• Instructions to follow
Can you output the records below exactly as they are written?

╭─ Data section

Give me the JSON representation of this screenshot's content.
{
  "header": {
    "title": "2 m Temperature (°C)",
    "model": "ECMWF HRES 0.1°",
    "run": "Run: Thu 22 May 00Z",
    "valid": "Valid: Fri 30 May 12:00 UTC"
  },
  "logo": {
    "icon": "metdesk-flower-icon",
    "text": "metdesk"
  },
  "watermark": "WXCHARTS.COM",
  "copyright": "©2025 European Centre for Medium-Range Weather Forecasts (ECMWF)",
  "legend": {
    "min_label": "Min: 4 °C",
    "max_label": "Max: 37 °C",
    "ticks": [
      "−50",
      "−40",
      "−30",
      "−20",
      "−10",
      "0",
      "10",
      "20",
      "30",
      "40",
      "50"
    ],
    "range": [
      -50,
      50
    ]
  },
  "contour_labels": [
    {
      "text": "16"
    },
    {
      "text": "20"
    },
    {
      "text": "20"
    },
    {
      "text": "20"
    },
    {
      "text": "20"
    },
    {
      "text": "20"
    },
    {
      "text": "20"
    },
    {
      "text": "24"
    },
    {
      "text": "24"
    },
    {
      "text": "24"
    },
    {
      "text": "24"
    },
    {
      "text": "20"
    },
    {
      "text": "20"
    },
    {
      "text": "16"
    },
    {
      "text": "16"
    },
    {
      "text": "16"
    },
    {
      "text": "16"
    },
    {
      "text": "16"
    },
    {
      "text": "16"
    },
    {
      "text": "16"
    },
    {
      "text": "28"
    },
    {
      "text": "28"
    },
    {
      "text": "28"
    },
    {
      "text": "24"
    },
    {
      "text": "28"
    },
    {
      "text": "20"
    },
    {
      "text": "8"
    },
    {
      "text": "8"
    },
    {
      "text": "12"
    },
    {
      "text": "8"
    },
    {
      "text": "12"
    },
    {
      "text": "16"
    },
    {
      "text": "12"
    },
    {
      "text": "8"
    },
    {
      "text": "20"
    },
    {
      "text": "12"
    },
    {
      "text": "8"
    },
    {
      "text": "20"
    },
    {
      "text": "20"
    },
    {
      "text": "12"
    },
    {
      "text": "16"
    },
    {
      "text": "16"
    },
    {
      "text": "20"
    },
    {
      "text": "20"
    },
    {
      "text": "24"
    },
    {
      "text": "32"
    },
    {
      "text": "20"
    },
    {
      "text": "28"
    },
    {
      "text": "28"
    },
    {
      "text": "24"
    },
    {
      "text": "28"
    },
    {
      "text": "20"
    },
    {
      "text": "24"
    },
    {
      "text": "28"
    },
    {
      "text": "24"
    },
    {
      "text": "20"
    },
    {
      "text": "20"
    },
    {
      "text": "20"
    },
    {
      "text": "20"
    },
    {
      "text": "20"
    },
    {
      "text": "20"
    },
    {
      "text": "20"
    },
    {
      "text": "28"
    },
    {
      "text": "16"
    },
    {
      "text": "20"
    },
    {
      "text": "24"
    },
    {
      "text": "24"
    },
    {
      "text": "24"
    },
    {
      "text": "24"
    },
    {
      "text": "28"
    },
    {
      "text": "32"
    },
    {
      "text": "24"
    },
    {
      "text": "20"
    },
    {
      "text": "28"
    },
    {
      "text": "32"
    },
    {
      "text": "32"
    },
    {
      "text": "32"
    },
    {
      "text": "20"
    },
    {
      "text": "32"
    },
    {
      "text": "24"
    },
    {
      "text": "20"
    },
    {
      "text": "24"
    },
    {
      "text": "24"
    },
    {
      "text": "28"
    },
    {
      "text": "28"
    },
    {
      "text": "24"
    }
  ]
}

╰─

• Exercise output
Give me the JSON representation of this screenshot's content.
{
  "header": {
    "title": "2 m Temperature (°C)",
    "model": "ECMWF HRES 0.1°",
    "run": "Run: Thu 22 May 00Z",
    "valid": "Valid: Fri 30 May 12:00 UTC"
  },
  "logo": {
    "icon": "metdesk-flower-icon",
    "text": "metdesk"
  },
  "watermark": "WXCHARTS.COM",
  "copyright": "©2025 European Centre for Medium-Range Weather Forecasts (ECMWF)",
  "legend": {
    "min_label": "Min: 4 °C",
    "max_label": "Max: 37 °C",
    "ticks": [
      "−50",
      "−40",
      "−30",
      "−20",
      "−10",
      "0",
      "10",
      "20",
      "30",
      "40",
      "50"
    ],
    "range": [
      -50,
      50
    ]
  },
  "contour_labels": [
    {
      "text": "16"
    },
    {
      "text": "20"
    },
    {
      "text": "20"
    },
    {
      "text": "20"
    },
    {
      "text": "20"
    },
    {
      "text": "20"
    },
    {
      "text": "20"
    },
    {
      "text": "24"
    },
    {
      "text": "24"
    },
    {
      "text": "24"
    },
    {
      "text": "24"
    },
    {
      "text": "20"
    },
    {
      "text": "20"
    },
    {
      "text": "16"
    },
    {
      "text": "16"
    },
    {
      "text": "16"
    },
    {
      "text": "16"
    },
    {
      "text": "16"
    },
    {
      "text": "16"
    },
    {
      "text": "16"
    },
    {
      "text": "28"
    },
    {
      "text": "28"
    },
    {
      "text": "28"
    },
    {
      "text": "24"
    },
    {
      "text": "28"
    },
    {
      "text": "20"
    },
    {
      "text": "8"
    },
    {
      "text": "8"
    },
    {
      "text": "12"
    },
    {
      "text": "8"
    },
    {
      "text": "12"
    },
    {
      "text": "16"
    },
    {
      "text": "12"
    },
    {
      "text": "8"
    },
    {
      "text": "20"
    },
    {
      "text": "12"
    },
    {
      "text": "8"
    },
    {
      "text": "20"
    },
    {
      "text": "20"
    },
    {
      "text": "12"
    },
    {
      "text": "16"
    },
    {
      "text": "16"
    },
    {
      "text": "20"
    },
    {
      "text": "20"
    },
    {
      "text": "24"
    },
    {
      "text": "32"
    },
    {
      "text": "20"
    },
    {
      "text": "28"
    },
    {
      "text": "28"
    },
    {
      "text": "24"
    },
    {
      "text": "28"
    },
    {
      "text": "20"
    },
    {
      "text": "24"
    },
    {
      "text": "28"
    },
    {
      "text": "24"
    },
    {
      "text": "20"
    },
    {
      "text": "20"
    },
    {
      "text": "20"
    },
    {
      "text": "20"
    },
    {
      "text": "20"
    },
    {
      "text": "20"
    },
    {
      "text": "20"
    },
    {
      "text": "28"
    },
    {
      "text": "16"
    },
    {
      "text": "20"
    },
    {
      "text": "24"
    },
    {
      "text": "24"
    },
    {
      "text": "24"
    },
    {
      "text": "24"
    },
    {
      "text": "28"
    },
    {
      "text": "32"
    },
    {
      "text": "24"
    },
    {
      "text": "20"
    },
    {
      "text": "28"
    },
    {
      "text": "32"
    },
    {
      "text": "32"
    },
    {
      "text": "32"
    },
    {
      "text": "20"
    },
    {
      "text": "32"
    },
    {
      "text": "24"
    },
    {
      "text": "20"
    },
    {
      "text": "24"
    },
    {
      "text": "24"
    },
    {
      "text": "28"
    },
    {
      "text": "28"
    },
    {
      "text": "24"
    }
  ]
}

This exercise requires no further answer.